──────── Kutipan pilihan
Menuju konten utama

Sengketa Pilpres 2024 Bikin Waswas, Rupiah Kian Tertekan

Ekonom menilai sengketa Pilpres 2024 yang sedang berlangsung berkontribusi pada sentimen negatif pasar di Tanah Air.

Sengketa Pilpres 2024 Bikin Waswas, Rupiah Kian Tertekan
Karyawati menghitung uang rupiah dan dollar AS di salah satu bank di Jakarta, Kamis (10/9/2020). ANTARA FOTO/Reno Esnir

tirto.id - Nilai tukar rupiah terhadap dolar Amerika Serikat (AS) mengalami tekanan dalam beberapa hari terakhir. Mata uang Garuda bahkan kembali nyaris menyentuh Rp16.000 per dolar AS pada pembukaan perdagangan pagi Rabu (3/4/2024) kemarin.

Mengutip data Bloomberg pukul 09.00 WIB, rupiah dibuka melemah 0,21 persen ke Rp15.931. Sementara dalam penutupan perdagangan sore, mata uang rupiah melemah 23 poin di level Rp15.920 dari penutupan sebelumnya yakni Rp15.897 per dolar AS.

Kepala Departemen Pengelolaan Moneter dan Aset Sekuritas Bank Indonesia, Edi Susianto, mengatakan, beberapa mata uang Asia belakangan ini mengalami pelemahan terhadap dolar AS, termasuk rupiah. Faktor pelemahan ini pun sejalan dengan melemahnya beberapa mata uang Asia lainnya.

Dari sisi global, ada sentimen penguatan dolar AS akibat adanya ekspektasi penurunan terhadap Fed Funds Rate (FFR). Ditambah bank sentral Cina yang sepertinya juga membuka ruang pelemahan atas mata uangnya, CNY.

Sementara dari sisi domestik ada peningkatan pembelian dolar terkait siklus repatriasi. Di samping juga asing cenderung membawa arus modal keluar bersih atau net capital outflow.

Rupiah melemah terhadap dolar AS

Petugas menunjukkan uang dolar AS di salah satu gerai penukaran uang asing di Jakarta, Selasa (10/10/2023). ANTARA FOTO/Bagus Ahmad Rizaldi/sgd/YU

Selain itu, rilis data inflasi yang di atas ekspektasi ikut mendorong pelemahan rupiah. Berdasarkan data Badan Pusat Statistik (BPS), angka inflasi pada Maret 2024 mencapai 3,05 persen secara year on year atau tahunan.

"Poin penting adalah saya melihat pelemahan rupiah ini masih sejalan dengan pergerakan pelemahan mata uang Asia lainnya," kata Edi kepada Tirto, Rabu (3/4/2023).

Pengamat pasar uang, Ariston Tjendra, melihat rupiah masih akan berpotensi melemah dalam beberapa waktu ke depan. Ini disinyalir akibat data ekonomi AS yang dirilis masih menunjukkan perekonomian negeri Paman Sam tersebut cukup solid.
────────────────
_Daftar tugas_
**a)** Menurut data BPS dalam artikel tentang pelemahan rupiah, berapa angka inflasi pada Maret 2024?
**b)** Silakan lanjutkan artikel tentang pelemahan rupiah mulai dari sesudah kalimat terakhirnya.
──────── Bahan
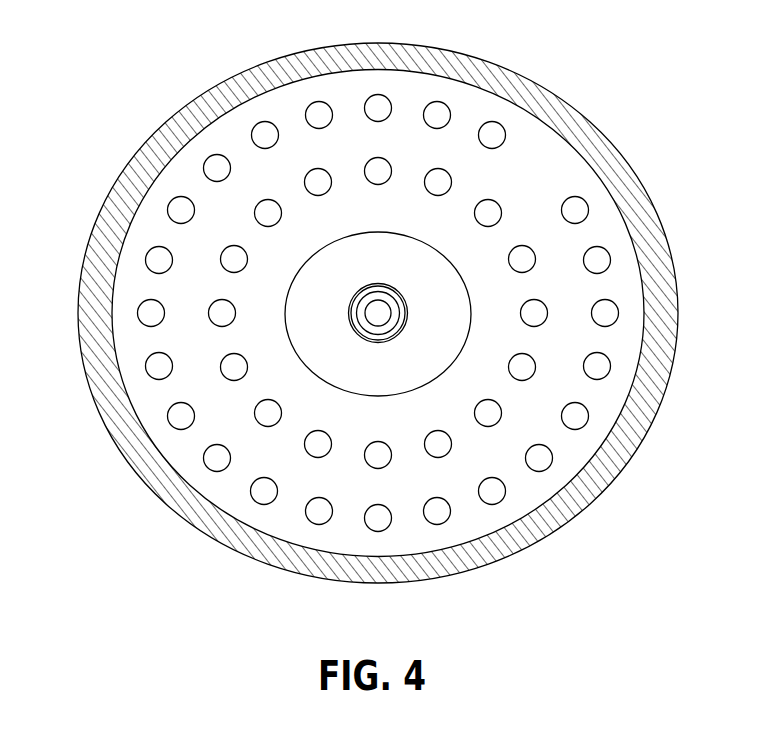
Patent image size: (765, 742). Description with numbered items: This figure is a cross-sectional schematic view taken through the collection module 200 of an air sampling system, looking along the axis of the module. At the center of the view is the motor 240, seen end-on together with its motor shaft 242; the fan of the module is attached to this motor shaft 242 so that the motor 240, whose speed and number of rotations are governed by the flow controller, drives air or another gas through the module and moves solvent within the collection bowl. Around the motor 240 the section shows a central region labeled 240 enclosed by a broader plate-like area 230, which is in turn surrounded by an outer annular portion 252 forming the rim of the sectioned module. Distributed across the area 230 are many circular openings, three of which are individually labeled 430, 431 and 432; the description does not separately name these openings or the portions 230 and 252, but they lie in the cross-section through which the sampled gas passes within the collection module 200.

The collection module 200 is at (362, 295).
The outer rim ring 252 is at (258, 73).
The faceplate 230 is at (400, 313).
The motor 240 is at (363, 240).
The motor shaft 242 is at (383, 313).
The gas hole 430 is at (127, 195).
The gas hole 431 is at (233, 367).
The gas hole 432 is at (539, 458).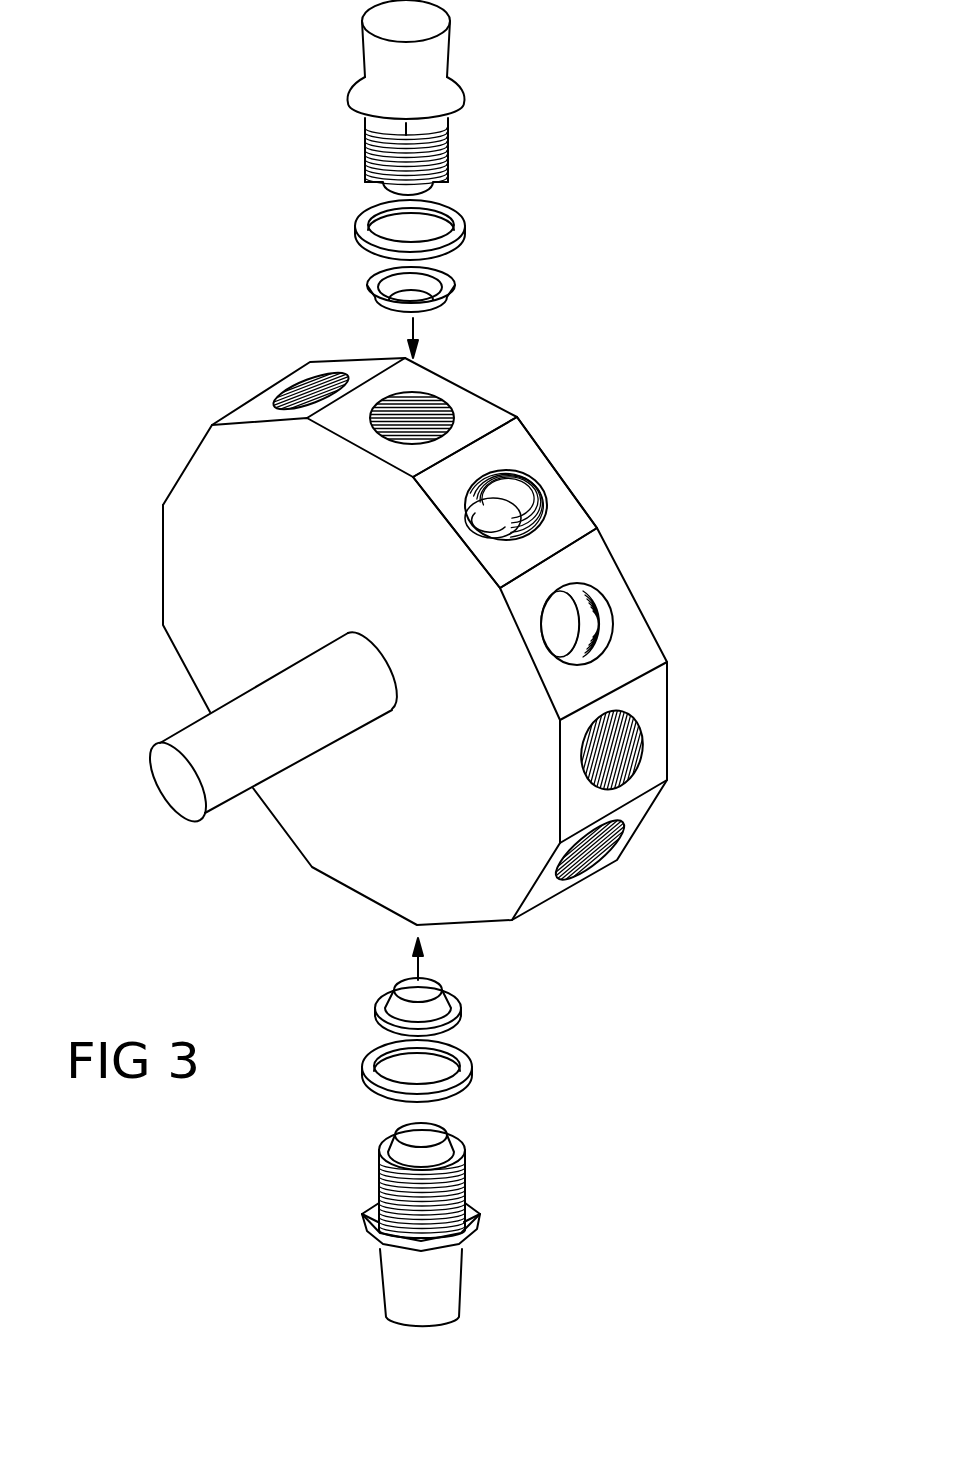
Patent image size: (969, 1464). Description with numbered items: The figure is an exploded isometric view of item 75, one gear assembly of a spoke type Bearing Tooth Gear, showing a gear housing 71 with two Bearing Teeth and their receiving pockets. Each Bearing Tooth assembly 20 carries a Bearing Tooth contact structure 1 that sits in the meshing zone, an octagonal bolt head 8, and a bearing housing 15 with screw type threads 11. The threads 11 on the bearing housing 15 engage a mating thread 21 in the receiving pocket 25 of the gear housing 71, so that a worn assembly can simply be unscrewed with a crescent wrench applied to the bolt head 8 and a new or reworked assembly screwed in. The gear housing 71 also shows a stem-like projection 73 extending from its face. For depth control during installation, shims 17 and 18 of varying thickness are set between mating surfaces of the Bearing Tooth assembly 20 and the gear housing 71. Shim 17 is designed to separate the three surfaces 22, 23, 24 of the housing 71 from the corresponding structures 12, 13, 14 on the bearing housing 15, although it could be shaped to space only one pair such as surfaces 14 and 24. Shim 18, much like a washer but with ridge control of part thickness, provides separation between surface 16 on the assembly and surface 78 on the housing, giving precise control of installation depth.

The Bearing Tooth contact structure 1 is at (450, 32).
The octagonal bolt head 8 is at (458, 112).
The screw type threads 11 is at (448, 140).
The bearing housing structure 12 is at (437, 185).
The bearing housing structure 13 is at (462, 1145).
The bearing housing structure 14 is at (428, 1130).
The bearing housing 15 is at (365, 166).
The shimable surface 16 is at (477, 1218).
The shim 17 is at (455, 285).
The shim 18 is at (355, 226).
The Bearing Tooth assembly 20 is at (415, 73).
The mating thread 21 is at (442, 400).
The housing surface 22 is at (468, 508).
The housing surface 23 is at (487, 542).
The housing surface 24 is at (478, 520).
The receiving pocket 25 is at (290, 385).
The gear housing 71 is at (468, 897).
The stem 73 is at (237, 797).
The gear assembly 75 is at (93, 678).
The shimable surface 78 is at (572, 523).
────────────────
_Jawaban_
**a)** 3,05 persen secara tahunan (year on year).

**b)**
Data jumlah lowongan pekerjaan AS di bulan Februari dirilis lebih tinggi dibanding bulan sebelumnya. Data pesanan pabrik bulan Februari bahkan rebound dibandingkan bulan sebelumnya yang menurun.

Kondisi tersebut tentu saja, mendukung kebijakan The Fed untuk menahan suku bunga acuannya lebih lama. Yield obligasi AS terutama tenor 10 tahun juga masih bertahan di level tinggi di kisaran 4,3 persen, sehingga aset dolar AS masih menarik untuk pasar.

"Indeks saham Asia sebagai aset berisiko terlihat bergerak negatif. Ini bisa mengindikasikan pasar sedang menghindari aset berisiko. Rupiah bisa tertekan," kata Ariston.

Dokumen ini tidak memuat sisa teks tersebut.